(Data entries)
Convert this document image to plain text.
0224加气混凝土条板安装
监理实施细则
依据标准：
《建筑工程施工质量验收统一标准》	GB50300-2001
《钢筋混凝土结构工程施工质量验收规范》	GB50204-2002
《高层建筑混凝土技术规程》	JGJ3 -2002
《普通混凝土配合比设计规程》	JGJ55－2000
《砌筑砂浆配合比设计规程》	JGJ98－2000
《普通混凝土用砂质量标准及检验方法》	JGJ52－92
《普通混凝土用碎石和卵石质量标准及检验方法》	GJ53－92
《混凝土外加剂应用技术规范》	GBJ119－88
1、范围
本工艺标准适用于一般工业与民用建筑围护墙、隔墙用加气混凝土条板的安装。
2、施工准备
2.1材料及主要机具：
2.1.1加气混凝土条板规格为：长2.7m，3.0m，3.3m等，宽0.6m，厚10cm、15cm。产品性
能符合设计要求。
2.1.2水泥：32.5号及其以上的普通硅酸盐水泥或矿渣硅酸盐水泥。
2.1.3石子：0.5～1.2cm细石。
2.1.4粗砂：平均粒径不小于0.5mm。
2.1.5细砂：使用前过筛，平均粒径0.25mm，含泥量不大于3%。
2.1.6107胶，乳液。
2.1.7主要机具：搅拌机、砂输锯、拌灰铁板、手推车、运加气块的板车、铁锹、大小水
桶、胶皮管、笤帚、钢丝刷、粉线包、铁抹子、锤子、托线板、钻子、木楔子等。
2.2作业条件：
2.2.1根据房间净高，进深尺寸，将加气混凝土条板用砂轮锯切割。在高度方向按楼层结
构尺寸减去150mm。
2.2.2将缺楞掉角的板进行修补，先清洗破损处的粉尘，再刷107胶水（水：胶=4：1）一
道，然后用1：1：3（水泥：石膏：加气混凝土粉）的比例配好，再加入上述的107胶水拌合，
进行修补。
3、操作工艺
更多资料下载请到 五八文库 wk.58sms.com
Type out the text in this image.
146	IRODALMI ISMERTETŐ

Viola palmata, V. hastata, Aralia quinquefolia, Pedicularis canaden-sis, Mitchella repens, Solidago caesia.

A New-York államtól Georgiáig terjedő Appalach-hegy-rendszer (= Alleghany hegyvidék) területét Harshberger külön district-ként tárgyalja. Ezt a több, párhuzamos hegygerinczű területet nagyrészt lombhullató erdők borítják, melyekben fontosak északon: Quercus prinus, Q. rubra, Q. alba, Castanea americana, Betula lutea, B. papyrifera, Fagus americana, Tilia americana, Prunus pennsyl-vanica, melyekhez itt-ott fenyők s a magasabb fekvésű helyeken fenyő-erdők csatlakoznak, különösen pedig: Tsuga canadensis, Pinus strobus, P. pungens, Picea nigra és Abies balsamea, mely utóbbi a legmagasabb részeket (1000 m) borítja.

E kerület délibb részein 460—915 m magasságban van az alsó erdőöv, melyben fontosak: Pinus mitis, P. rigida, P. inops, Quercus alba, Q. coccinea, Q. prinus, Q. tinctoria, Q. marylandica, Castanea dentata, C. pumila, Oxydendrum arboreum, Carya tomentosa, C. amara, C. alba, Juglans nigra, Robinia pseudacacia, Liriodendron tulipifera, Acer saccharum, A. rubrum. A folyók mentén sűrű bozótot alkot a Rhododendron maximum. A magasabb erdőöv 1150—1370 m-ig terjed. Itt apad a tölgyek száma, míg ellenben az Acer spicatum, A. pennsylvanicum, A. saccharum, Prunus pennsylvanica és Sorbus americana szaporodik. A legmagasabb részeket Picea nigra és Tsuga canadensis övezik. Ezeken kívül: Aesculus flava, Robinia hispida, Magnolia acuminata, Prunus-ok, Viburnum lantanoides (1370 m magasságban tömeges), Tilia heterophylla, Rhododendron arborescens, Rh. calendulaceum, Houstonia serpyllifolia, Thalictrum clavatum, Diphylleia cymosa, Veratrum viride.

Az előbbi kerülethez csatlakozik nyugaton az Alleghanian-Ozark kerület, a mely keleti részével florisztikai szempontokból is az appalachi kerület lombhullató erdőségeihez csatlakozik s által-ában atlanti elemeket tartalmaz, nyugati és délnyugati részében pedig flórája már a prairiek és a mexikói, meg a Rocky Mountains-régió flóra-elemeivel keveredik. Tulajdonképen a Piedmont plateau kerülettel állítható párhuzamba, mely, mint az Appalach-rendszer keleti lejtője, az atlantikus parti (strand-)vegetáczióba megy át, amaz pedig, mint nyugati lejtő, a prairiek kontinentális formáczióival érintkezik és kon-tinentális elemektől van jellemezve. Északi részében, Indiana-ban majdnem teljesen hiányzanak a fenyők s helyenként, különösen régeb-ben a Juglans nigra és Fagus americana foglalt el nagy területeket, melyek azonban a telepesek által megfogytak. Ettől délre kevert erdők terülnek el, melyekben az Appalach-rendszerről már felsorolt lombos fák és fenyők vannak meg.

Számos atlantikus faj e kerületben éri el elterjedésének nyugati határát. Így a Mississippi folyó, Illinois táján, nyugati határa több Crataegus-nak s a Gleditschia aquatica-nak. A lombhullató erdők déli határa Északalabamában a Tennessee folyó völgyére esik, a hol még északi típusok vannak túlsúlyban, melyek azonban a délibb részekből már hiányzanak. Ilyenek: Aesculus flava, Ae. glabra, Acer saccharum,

■ TASK REQUIREMENTS ■
From the records given above, copy all lines containing "text".

■ EXERCISE OUTPUT ■
Convert this document image to plain text.
Type out the text in this image.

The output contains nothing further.